• TO DO: Your answer is a single number: the count of lines that contain the string "Compactness".
━━ DATA SHOWN
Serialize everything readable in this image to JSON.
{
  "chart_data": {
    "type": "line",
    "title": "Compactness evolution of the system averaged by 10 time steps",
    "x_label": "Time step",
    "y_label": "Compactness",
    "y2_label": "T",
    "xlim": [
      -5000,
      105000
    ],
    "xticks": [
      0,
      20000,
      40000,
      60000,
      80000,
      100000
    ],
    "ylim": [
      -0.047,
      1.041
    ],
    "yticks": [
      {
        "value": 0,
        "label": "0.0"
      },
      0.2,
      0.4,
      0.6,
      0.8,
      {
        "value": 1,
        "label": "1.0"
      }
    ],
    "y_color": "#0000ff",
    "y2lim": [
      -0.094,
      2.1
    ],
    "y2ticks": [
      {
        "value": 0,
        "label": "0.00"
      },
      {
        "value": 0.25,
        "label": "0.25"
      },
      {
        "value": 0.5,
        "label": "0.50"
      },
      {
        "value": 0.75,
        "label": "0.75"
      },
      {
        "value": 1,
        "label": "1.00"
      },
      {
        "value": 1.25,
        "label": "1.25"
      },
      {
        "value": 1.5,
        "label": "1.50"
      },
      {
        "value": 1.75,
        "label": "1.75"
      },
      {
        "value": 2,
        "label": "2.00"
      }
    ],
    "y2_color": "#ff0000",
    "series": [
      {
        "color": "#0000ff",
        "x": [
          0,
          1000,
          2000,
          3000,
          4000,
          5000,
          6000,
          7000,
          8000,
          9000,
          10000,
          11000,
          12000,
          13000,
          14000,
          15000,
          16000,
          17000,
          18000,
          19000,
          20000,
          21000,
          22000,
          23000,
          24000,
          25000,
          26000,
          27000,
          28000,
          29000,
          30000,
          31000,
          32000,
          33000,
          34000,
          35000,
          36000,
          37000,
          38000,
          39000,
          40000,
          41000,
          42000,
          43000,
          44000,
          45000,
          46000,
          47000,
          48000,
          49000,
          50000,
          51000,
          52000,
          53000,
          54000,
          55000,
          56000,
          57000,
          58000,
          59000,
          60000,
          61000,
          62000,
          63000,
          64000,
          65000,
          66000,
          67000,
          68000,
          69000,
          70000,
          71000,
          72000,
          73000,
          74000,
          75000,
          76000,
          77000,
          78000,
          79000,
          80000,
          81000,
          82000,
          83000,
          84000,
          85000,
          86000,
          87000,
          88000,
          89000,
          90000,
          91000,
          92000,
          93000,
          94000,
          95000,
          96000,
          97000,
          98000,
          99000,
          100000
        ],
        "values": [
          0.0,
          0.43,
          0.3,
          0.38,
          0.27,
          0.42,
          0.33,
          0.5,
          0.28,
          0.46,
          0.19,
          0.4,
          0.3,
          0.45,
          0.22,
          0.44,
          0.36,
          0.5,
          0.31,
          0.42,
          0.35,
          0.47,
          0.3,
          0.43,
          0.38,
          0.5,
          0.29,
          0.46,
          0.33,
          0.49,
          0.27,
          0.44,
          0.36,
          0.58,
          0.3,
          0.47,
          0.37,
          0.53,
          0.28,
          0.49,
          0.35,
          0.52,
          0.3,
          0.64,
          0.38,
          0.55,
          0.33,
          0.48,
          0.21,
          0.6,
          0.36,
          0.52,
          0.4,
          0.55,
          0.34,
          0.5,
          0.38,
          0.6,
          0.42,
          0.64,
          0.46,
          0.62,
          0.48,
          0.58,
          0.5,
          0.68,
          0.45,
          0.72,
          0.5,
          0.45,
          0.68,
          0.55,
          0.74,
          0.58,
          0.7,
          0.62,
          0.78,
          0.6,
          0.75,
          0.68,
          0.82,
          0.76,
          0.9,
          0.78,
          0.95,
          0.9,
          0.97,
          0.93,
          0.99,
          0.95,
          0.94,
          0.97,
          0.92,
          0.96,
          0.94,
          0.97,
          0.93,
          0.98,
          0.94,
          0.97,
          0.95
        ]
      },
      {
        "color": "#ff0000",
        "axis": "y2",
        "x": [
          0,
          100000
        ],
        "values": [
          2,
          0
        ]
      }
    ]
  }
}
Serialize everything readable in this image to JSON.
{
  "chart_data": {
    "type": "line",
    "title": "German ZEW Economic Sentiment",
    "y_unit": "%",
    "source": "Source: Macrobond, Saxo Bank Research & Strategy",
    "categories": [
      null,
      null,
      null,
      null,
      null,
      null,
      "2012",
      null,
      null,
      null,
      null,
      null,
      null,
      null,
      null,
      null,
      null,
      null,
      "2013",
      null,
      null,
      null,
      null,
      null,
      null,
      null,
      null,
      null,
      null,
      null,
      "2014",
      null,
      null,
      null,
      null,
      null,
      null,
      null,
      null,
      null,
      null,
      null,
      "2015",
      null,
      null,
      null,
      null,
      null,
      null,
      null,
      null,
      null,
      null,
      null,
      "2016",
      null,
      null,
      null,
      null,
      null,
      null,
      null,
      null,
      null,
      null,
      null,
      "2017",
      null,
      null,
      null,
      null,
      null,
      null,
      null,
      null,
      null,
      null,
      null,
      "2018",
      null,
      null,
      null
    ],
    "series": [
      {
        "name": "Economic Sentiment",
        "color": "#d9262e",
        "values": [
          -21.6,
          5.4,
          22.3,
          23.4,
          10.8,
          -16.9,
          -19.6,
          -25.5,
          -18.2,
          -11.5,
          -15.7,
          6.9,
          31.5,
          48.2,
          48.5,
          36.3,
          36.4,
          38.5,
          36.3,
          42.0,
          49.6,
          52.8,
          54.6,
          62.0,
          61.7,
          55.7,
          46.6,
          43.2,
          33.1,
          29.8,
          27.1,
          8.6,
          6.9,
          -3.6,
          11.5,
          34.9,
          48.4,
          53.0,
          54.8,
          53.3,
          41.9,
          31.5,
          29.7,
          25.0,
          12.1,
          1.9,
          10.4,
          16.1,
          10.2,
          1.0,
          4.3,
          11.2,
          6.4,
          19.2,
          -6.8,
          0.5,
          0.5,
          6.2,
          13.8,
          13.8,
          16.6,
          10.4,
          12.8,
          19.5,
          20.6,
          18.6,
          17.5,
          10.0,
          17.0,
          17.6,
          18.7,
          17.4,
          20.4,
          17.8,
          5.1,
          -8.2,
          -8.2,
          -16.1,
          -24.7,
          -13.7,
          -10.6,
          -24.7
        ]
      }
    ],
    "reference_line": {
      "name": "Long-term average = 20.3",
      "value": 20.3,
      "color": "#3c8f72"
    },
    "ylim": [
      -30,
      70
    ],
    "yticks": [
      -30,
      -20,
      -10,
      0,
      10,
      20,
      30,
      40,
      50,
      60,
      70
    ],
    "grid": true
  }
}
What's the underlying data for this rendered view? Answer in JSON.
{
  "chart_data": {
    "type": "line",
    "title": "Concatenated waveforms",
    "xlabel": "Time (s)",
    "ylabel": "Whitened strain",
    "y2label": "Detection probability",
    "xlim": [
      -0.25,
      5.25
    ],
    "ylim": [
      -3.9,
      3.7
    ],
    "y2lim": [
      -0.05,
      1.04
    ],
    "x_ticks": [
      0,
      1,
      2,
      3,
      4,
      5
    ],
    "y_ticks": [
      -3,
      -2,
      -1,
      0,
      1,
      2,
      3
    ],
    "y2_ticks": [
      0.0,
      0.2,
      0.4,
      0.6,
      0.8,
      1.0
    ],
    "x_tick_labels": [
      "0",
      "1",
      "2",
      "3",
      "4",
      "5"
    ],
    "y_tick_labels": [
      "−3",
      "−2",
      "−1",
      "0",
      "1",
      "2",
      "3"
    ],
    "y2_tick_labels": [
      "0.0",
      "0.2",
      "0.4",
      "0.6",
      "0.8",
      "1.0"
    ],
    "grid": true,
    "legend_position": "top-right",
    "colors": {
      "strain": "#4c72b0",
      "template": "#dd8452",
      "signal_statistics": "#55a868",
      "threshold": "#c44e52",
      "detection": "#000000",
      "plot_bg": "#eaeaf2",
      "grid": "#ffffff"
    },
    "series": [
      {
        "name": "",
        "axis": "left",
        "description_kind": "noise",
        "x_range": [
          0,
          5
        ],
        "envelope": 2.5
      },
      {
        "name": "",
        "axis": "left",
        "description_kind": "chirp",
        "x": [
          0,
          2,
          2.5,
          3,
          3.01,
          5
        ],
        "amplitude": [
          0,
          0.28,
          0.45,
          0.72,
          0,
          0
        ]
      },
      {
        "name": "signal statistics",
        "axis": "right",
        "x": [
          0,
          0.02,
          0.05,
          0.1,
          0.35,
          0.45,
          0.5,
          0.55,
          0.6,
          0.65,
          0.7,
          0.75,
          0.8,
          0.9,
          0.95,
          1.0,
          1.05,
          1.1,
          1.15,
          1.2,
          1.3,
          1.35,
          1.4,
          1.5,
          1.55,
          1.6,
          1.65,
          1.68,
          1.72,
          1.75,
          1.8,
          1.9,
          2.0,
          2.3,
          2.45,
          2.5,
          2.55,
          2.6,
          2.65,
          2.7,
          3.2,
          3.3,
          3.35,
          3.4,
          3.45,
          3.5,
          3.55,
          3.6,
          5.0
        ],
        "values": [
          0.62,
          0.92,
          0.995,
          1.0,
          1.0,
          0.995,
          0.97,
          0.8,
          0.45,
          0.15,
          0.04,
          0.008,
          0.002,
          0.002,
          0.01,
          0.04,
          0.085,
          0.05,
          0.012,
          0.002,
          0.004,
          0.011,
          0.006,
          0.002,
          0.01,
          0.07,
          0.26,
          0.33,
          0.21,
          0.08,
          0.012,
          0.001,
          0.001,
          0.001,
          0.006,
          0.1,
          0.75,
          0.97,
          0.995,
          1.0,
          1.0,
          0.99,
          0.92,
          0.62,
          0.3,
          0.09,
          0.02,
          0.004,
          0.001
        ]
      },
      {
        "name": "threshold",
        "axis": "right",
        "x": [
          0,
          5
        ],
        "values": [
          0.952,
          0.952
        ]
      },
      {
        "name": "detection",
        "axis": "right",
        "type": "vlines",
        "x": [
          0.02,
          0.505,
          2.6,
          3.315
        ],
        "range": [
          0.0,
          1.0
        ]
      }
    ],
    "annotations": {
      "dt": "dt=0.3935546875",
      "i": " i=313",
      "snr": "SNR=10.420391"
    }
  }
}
━━━━
• IN RESPONSE: 2